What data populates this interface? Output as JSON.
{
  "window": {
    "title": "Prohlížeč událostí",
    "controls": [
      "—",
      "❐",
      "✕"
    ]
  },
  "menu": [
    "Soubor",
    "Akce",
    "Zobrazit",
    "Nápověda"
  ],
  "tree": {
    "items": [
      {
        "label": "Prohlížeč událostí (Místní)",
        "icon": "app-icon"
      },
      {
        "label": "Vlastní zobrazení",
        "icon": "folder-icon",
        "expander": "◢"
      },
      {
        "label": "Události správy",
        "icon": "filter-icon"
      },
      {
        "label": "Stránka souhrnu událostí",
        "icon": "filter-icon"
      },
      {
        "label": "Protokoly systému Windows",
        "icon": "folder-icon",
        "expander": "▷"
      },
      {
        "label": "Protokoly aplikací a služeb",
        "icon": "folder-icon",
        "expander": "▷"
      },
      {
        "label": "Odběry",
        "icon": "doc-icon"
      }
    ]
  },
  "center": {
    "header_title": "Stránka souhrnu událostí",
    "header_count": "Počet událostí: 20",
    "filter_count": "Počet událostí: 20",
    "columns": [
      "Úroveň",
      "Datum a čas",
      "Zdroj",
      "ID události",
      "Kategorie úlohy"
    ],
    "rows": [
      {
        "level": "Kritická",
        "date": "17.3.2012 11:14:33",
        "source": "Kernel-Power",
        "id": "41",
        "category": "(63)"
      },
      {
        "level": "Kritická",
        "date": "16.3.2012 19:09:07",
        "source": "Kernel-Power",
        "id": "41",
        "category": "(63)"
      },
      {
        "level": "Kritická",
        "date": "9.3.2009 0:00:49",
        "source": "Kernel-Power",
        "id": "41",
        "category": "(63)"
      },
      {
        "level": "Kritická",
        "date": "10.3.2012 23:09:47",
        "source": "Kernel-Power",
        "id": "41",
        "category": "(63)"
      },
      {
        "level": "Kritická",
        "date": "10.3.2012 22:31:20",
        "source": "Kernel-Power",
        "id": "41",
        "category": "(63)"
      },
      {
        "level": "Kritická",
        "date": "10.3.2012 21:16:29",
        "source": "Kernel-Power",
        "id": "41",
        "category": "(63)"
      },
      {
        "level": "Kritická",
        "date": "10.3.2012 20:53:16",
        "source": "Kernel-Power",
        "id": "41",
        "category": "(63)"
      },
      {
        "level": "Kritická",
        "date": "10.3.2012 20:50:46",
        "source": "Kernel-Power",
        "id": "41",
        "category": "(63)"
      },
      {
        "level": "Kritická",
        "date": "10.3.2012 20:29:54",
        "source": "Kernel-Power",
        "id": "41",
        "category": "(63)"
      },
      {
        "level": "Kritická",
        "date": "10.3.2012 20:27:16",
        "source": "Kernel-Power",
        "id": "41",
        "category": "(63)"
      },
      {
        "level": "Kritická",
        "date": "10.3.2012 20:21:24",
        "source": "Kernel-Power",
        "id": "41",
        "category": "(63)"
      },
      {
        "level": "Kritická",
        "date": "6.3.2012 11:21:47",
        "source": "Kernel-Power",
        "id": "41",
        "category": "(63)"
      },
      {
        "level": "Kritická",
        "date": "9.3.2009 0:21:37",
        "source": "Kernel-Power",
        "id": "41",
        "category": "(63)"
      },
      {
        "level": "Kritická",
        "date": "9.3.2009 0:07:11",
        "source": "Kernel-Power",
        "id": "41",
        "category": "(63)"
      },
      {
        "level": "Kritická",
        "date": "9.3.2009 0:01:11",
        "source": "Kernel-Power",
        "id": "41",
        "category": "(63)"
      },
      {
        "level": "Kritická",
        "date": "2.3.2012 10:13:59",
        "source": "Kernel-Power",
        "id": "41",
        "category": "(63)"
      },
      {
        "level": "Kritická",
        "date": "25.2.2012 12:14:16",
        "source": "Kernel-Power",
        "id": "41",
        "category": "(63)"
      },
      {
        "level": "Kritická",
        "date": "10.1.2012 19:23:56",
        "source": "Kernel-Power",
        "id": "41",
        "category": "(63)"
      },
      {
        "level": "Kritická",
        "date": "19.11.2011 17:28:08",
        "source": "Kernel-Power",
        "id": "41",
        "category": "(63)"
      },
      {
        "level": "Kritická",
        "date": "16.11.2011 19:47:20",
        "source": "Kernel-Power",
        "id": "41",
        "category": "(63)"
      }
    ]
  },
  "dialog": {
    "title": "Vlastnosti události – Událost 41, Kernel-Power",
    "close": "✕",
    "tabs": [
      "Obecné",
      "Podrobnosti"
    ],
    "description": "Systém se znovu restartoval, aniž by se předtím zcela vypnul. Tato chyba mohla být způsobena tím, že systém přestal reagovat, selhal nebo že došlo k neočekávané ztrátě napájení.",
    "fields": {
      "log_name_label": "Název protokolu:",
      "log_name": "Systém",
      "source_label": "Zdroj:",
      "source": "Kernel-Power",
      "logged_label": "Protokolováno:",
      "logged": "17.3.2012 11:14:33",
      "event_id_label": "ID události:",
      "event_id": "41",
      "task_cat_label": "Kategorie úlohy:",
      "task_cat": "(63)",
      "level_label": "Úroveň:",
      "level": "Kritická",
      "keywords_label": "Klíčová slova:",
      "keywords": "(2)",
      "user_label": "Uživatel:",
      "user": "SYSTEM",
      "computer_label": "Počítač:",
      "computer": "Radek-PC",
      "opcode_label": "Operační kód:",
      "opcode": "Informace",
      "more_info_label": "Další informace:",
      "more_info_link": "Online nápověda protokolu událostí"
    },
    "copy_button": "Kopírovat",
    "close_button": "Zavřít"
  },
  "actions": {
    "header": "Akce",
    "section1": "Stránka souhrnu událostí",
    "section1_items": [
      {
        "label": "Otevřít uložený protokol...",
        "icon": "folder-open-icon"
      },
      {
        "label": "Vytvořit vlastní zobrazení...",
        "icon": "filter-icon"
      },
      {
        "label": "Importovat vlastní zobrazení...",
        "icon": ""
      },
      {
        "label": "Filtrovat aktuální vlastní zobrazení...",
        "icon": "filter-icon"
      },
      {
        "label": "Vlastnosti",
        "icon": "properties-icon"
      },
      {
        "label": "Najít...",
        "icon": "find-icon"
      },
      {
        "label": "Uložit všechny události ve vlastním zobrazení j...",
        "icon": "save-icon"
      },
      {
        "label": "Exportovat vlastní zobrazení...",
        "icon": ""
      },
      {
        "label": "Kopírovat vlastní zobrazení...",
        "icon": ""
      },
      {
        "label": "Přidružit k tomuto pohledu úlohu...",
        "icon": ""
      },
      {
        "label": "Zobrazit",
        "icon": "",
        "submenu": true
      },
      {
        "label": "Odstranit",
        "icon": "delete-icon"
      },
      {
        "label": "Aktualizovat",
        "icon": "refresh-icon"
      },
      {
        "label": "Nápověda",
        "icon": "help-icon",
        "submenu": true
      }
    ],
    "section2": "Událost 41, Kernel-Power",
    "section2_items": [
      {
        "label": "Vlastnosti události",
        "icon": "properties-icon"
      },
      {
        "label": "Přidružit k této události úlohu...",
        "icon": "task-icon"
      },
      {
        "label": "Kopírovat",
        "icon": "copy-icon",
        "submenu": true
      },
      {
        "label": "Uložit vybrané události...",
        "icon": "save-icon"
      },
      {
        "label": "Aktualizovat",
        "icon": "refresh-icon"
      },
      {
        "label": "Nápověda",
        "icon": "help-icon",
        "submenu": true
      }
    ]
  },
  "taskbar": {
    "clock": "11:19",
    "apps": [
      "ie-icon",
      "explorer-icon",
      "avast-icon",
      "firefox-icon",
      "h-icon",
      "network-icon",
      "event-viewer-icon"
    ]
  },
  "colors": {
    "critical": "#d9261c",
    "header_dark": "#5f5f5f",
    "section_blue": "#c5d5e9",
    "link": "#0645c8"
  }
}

◆ GIVEN INSTRUCTION
Restate the whole listing exactly.

◆ IN RESPONSE
What data populates this interface? Output as JSON.
{
  "window": {
    "title": "Prohlížeč událostí",
    "controls": [
      "—",
      "❐",
      "✕"
    ]
  },
  "menu": [
    "Soubor",
    "Akce",
    "Zobrazit",
    "Nápověda"
  ],
  "tree": {
    "items": [
      {
        "label": "Prohlížeč událostí (Místní)",
        "icon": "app-icon"
      },
      {
        "label": "Vlastní zobrazení",
        "icon": "folder-icon",
        "expander": "◢"
      },
      {
        "label": "Události správy",
        "icon": "filter-icon"
      },
      {
        "label": "Stránka souhrnu událostí",
        "icon": "filter-icon"
      },
      {
        "label": "Protokoly systému Windows",
        "icon": "folder-icon",
        "expander": "▷"
      },
      {
        "label": "Protokoly aplikací a služeb",
        "icon": "folder-icon",
        "expander": "▷"
      },
      {
        "label": "Odběry",
        "icon": "doc-icon"
      }
    ]
  },
  "center": {
    "header_title": "Stránka souhrnu událostí",
    "header_count": "Počet událostí: 20",
    "filter_count": "Počet událostí: 20",
    "columns": [
      "Úroveň",
      "Datum a čas",
      "Zdroj",
      "ID události",
      "Kategorie úlohy"
    ],
    "rows": [
      {
        "level": "Kritická",
        "date": "17.3.2012 11:14:33",
        "source": "Kernel-Power",
        "id": "41",
        "category": "(63)"
      },
      {
        "level": "Kritická",
        "date": "16.3.2012 19:09:07",
        "source": "Kernel-Power",
        "id": "41",
        "category": "(63)"
      },
      {
        "level": "Kritická",
        "date": "9.3.2009 0:00:49",
        "source": "Kernel-Power",
        "id": "41",
        "category": "(63)"
      },
      {
        "level": "Kritická",
        "date": "10.3.2012 23:09:47",
        "source": "Kernel-Power",
        "id": "41",
        "category": "(63)"
      },
      {
        "level": "Kritická",
        "date": "10.3.2012 22:31:20",
        "source": "Kernel-Power",
        "id": "41",
        "category": "(63)"
      },
      {
        "level": "Kritická",
        "date": "10.3.2012 21:16:29",
        "source": "Kernel-Power",
        "id": "41",
        "category": "(63)"
      },
      {
        "level": "Kritická",
        "date": "10.3.2012 20:53:16",
        "source": "Kernel-Power",
        "id": "41",
        "category": "(63)"
      },
      {
        "level": "Kritická",
        "date": "10.3.2012 20:50:46",
        "source": "Kernel-Power",
        "id": "41",
        "category": "(63)"
      },
      {
        "level": "Kritická",
        "date": "10.3.2012 20:29:54",
        "source": "Kernel-Power",
        "id": "41",
        "category": "(63)"
      },
      {
        "level": "Kritická",
        "date": "10.3.2012 20:27:16",
        "source": "Kernel-Power",
        "id": "41",
        "category": "(63)"
      },
      {
        "level": "Kritická",
        "date": "10.3.2012 20:21:24",
        "source": "Kernel-Power",
        "id": "41",
        "category": "(63)"
      },
      {
        "level": "Kritická",
        "date": "6.3.2012 11:21:47",
        "source": "Kernel-Power",
        "id": "41",
        "category": "(63)"
      },
      {
        "level": "Kritická",
        "date": "9.3.2009 0:21:37",
        "source": "Kernel-Power",
        "id": "41",
        "category": "(63)"
      },
      {
        "level": "Kritická",
        "date": "9.3.2009 0:07:11",
        "source": "Kernel-Power",
        "id": "41",
        "category": "(63)"
      },
      {
        "level": "Kritická",
        "date": "9.3.2009 0:01:11",
        "source": "Kernel-Power",
        "id": "41",
        "category": "(63)"
      },
      {
        "level": "Kritická",
        "date": "2.3.2012 10:13:59",
        "source": "Kernel-Power",
        "id": "41",
        "category": "(63)"
      },
      {
        "level": "Kritická",
        "date": "25.2.2012 12:14:16",
        "source": "Kernel-Power",
        "id": "41",
        "category": "(63)"
      },
      {
        "level": "Kritická",
        "date": "10.1.2012 19:23:56",
        "source": "Kernel-Power",
        "id": "41",
        "category": "(63)"
      },
      {
        "level": "Kritická",
        "date": "19.11.2011 17:28:08",
        "source": "Kernel-Power",
        "id": "41",
        "category": "(63)"
      },
      {
        "level": "Kritická",
        "date": "16.11.2011 19:47:20",
        "source": "Kernel-Power",
        "id": "41",
        "category": "(63)"
      }
    ]
  },
  "dialog": {
    "title": "Vlastnosti události – Událost 41, Kernel-Power",
    "close": "✕",
    "tabs": [
      "Obecné",
      "Podrobnosti"
    ],
    "description": "Systém se znovu restartoval, aniž by se předtím zcela vypnul. Tato chyba mohla být způsobena tím, že systém přestal reagovat, selhal nebo že došlo k neočekávané ztrátě napájení.",
    "fields": {
      "log_name_label": "Název protokolu:",
      "log_name": "Systém",
      "source_label": "Zdroj:",
      "source": "Kernel-Power",
      "logged_label": "Protokolováno:",
      "logged": "17.3.2012 11:14:33",
      "event_id_label": "ID události:",
      "event_id": "41",
      "task_cat_label": "Kategorie úlohy:",
      "task_cat": "(63)",
      "level_label": "Úroveň:",
      "level": "Kritická",
      "keywords_label": "Klíčová slova:",
      "keywords": "(2)",
      "user_label": "Uživatel:",
      "user": "SYSTEM",
      "computer_label": "Počítač:",
      "computer": "Radek-PC",
      "opcode_label": "Operační kód:",
      "opcode": "Informace",
      "more_info_label": "Další informace:",
      "more_info_link": "Online nápověda protokolu událostí"
    },
    "copy_button": "Kopírovat",
    "close_button": "Zavřít"
  },
  "actions": {
    "header": "Akce",
    "section1": "Stránka souhrnu událostí",
    "section1_items": [
      {
        "label": "Otevřít uložený protokol...",
        "icon": "folder-open-icon"
      },
      {
        "label": "Vytvořit vlastní zobrazení...",
        "icon": "filter-icon"
      },
      {
        "label": "Importovat vlastní zobrazení...",
        "icon": ""
      },
      {
        "label": "Filtrovat aktuální vlastní zobrazení...",
        "icon": "filter-icon"
      },
      {
        "label": "Vlastnosti",
        "icon": "properties-icon"
      },
      {
        "label": "Najít...",
        "icon": "find-icon"
      },
      {
        "label": "Uložit všechny události ve vlastním zobrazení j...",
        "icon": "save-icon"
      },
      {
        "label": "Exportovat vlastní zobrazení...",
        "icon": ""
      },
      {
        "label": "Kopírovat vlastní zobrazení...",
        "icon": ""
      },
      {
        "label": "Přidružit k tomuto pohledu úlohu...",
        "icon": ""
      },
      {
        "label": "Zobrazit",
        "icon": "",
        "submenu": true
      },
      {
        "label": "Odstranit",
        "icon": "delete-icon"
      },
      {
        "label": "Aktualizovat",
        "icon": "refresh-icon"
      },
      {
        "label": "Nápověda",
        "icon": "help-icon",
        "submenu": true
      }
    ],
    "section2": "Událost 41, Kernel-Power",
    "section2_items": [
      {
        "label": "Vlastnosti události",
        "icon": "properties-icon"
      },
      {
        "label": "Přidružit k této události úlohu...",
        "icon": "task-icon"
      },
      {
        "label": "Kopírovat",
        "icon": "copy-icon",
        "submenu": true
      },
      {
        "label": "Uložit vybrané události...",
        "icon": "save-icon"
      },
      {
        "label": "Aktualizovat",
        "icon": "refresh-icon"
      },
      {
        "label": "Nápověda",
        "icon": "help-icon",
        "submenu": true
      }
    ]
  },
  "taskbar": {
    "clock": "11:19",
    "apps": [
      "ie-icon",
      "explorer-icon",
      "avast-icon",
      "firefox-icon",
      "h-icon",
      "network-icon",
      "event-viewer-icon"
    ]
  },
  "colors": {
    "critical": "#d9261c",
    "header_dark": "#5f5f5f",
    "section_blue": "#c5d5e9",
    "link": "#0645c8"
  }
}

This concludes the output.